TASK GOAL ▸
Identify all lines in the listing that include the word "revenue", and copy them out.

RECORD EXCERPTS ▸
◆ ◆ ◆ ◆ ◆

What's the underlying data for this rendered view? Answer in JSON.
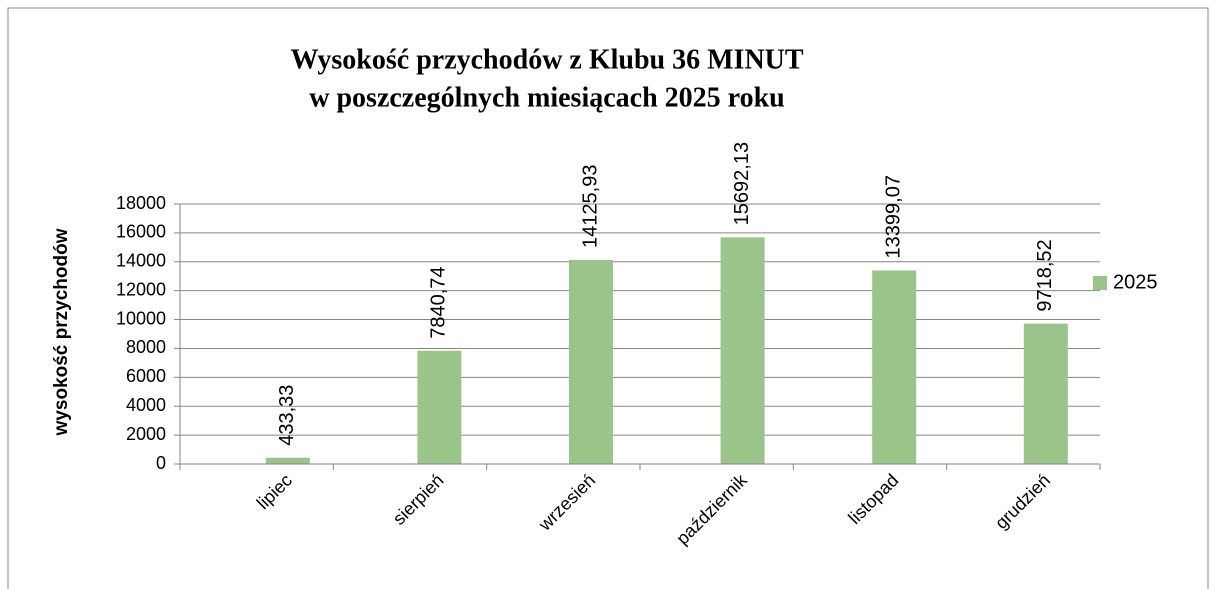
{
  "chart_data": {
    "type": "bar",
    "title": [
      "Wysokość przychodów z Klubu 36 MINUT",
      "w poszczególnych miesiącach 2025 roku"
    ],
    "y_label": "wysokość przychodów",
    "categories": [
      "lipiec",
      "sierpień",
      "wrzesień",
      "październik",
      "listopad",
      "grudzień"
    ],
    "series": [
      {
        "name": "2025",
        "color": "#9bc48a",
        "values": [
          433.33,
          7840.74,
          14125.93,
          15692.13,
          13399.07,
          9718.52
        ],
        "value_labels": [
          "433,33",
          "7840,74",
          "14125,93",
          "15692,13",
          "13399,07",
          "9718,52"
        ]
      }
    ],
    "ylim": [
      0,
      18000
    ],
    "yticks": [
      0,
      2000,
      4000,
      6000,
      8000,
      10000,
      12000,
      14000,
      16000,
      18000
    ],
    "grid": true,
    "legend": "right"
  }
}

◆ ◆ ◆ ◆ ◆

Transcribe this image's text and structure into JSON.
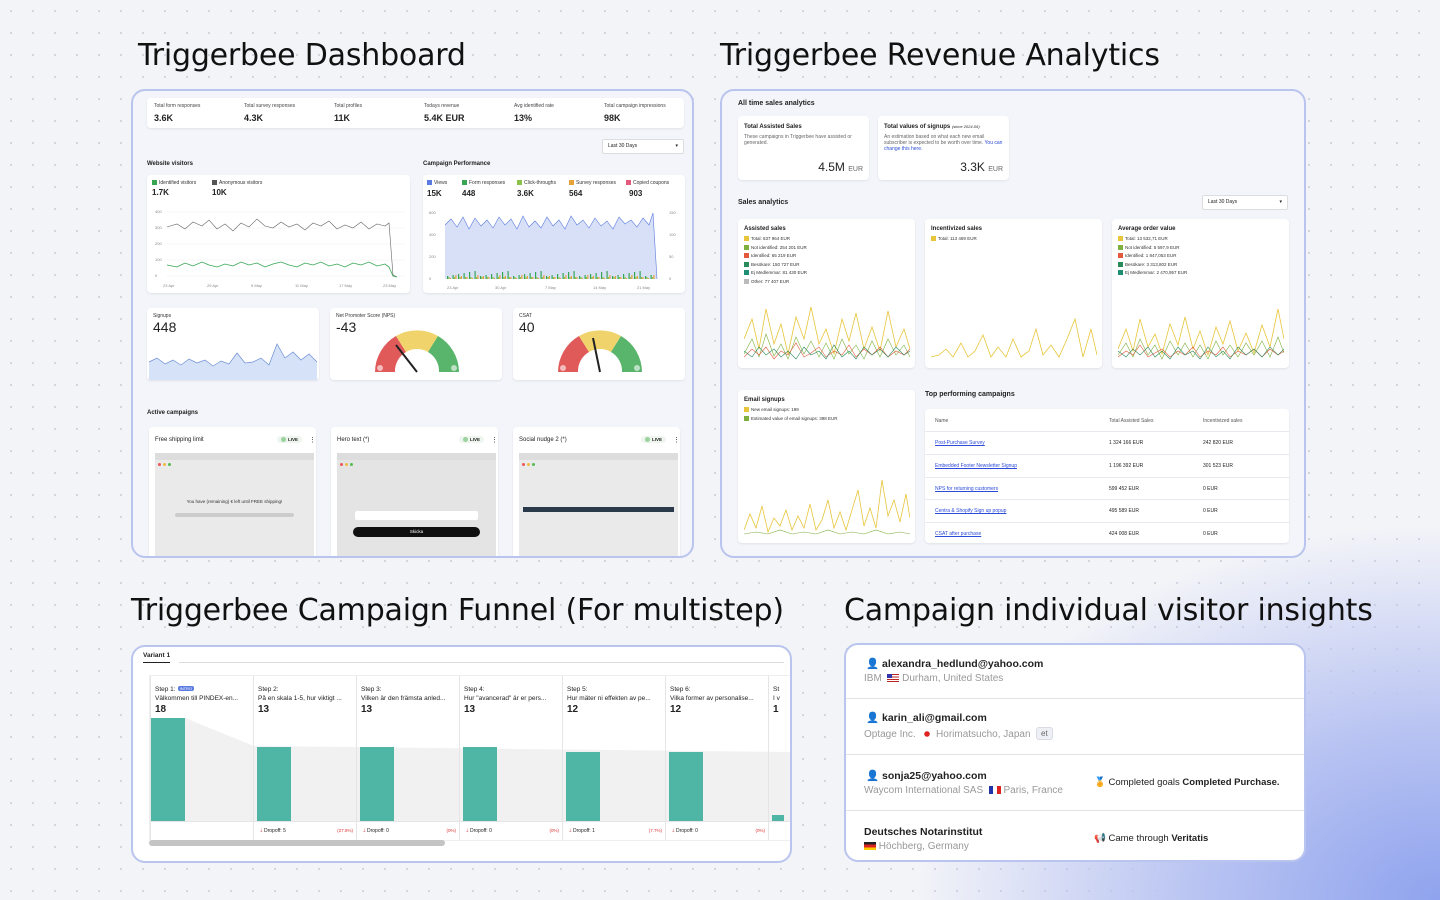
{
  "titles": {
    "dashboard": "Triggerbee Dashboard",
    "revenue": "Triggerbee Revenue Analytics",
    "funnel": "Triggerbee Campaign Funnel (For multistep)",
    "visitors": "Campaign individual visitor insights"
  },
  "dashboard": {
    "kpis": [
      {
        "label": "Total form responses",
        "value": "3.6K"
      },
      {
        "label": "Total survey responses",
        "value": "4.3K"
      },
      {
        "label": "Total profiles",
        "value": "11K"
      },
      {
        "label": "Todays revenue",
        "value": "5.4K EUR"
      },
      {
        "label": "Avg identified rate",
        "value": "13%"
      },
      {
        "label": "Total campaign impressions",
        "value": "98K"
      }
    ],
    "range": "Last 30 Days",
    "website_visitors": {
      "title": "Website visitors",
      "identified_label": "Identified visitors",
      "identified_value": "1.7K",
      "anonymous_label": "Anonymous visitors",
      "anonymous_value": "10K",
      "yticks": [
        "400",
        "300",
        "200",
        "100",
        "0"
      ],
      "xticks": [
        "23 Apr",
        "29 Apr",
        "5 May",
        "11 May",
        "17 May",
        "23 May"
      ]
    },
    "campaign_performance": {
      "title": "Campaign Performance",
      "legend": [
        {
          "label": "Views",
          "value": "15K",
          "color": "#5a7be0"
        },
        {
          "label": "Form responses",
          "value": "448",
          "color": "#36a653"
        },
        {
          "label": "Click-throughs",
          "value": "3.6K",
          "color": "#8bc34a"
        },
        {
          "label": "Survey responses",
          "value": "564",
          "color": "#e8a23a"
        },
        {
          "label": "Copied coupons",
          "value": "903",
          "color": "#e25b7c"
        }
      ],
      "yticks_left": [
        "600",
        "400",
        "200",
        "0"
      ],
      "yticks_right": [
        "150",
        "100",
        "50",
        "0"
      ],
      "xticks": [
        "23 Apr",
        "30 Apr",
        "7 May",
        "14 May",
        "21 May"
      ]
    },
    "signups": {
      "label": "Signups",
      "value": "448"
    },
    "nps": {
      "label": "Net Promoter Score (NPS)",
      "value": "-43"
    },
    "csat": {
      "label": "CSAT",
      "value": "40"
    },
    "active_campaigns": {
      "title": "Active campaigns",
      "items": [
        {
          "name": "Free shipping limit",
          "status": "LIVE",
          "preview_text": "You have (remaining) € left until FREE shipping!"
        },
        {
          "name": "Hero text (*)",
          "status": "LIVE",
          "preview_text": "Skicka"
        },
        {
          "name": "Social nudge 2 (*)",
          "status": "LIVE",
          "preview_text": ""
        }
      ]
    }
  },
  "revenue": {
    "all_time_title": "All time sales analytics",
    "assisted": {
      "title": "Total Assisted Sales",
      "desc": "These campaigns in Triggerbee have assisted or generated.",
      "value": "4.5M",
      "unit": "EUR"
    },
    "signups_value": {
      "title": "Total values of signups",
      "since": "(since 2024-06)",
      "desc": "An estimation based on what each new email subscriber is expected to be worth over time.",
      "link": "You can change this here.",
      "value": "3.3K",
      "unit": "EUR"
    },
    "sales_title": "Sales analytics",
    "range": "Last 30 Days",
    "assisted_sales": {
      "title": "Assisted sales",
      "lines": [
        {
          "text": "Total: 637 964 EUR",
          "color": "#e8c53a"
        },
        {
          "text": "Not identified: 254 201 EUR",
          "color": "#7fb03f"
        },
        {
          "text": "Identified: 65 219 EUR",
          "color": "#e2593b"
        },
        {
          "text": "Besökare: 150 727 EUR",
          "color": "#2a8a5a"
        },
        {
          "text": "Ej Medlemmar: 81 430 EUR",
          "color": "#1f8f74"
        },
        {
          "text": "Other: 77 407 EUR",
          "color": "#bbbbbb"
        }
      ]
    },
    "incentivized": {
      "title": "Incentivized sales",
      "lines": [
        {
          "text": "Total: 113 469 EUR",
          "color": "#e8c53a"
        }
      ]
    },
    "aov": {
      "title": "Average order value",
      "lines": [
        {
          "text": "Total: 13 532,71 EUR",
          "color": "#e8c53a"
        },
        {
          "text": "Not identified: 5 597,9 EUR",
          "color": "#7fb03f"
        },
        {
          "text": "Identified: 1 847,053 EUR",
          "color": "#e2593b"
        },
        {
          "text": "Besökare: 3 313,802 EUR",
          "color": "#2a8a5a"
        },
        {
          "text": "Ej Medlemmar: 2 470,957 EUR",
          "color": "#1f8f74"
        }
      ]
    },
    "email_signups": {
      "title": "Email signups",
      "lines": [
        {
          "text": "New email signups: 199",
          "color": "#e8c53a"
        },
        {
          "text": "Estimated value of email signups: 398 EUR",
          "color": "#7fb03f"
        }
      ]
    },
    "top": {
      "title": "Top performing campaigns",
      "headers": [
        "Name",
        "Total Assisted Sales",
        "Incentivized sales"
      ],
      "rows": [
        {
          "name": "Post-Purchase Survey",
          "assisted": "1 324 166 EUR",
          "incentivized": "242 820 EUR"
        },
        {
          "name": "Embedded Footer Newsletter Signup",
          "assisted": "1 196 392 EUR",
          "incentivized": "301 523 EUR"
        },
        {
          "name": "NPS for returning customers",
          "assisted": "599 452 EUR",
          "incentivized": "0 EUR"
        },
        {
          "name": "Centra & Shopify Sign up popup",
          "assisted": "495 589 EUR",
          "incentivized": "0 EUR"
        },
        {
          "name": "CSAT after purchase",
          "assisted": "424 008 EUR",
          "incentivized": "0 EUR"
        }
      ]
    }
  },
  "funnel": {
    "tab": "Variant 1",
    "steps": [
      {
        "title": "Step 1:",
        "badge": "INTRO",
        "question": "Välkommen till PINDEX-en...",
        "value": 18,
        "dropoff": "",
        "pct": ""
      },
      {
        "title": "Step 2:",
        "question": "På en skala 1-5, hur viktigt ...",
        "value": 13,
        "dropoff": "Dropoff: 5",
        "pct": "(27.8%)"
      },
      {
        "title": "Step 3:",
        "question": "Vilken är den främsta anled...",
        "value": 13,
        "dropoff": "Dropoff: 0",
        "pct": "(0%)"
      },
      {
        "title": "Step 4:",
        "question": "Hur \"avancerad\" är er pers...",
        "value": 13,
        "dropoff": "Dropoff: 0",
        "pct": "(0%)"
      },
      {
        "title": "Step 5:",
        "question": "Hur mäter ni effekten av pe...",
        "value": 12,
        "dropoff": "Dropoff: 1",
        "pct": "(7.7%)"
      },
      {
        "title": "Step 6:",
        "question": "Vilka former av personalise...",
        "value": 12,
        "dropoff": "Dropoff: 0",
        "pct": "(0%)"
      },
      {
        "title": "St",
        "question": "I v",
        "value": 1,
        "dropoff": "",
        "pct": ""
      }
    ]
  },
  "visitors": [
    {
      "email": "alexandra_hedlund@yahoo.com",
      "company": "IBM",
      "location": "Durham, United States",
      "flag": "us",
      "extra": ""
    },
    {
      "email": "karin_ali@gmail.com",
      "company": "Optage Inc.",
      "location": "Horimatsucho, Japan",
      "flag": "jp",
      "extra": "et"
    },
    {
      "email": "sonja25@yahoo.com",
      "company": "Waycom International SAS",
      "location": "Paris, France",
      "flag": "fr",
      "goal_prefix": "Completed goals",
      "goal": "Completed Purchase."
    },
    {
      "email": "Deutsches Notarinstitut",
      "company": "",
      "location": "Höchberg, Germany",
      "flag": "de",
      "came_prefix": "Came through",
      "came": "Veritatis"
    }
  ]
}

◆ ◆ ◆ ◆ ◆

THE OUTPUT ▸
    "revenue": "Triggerbee Revenue Analytics",
        "label": "Todays revenue",
  "revenue": {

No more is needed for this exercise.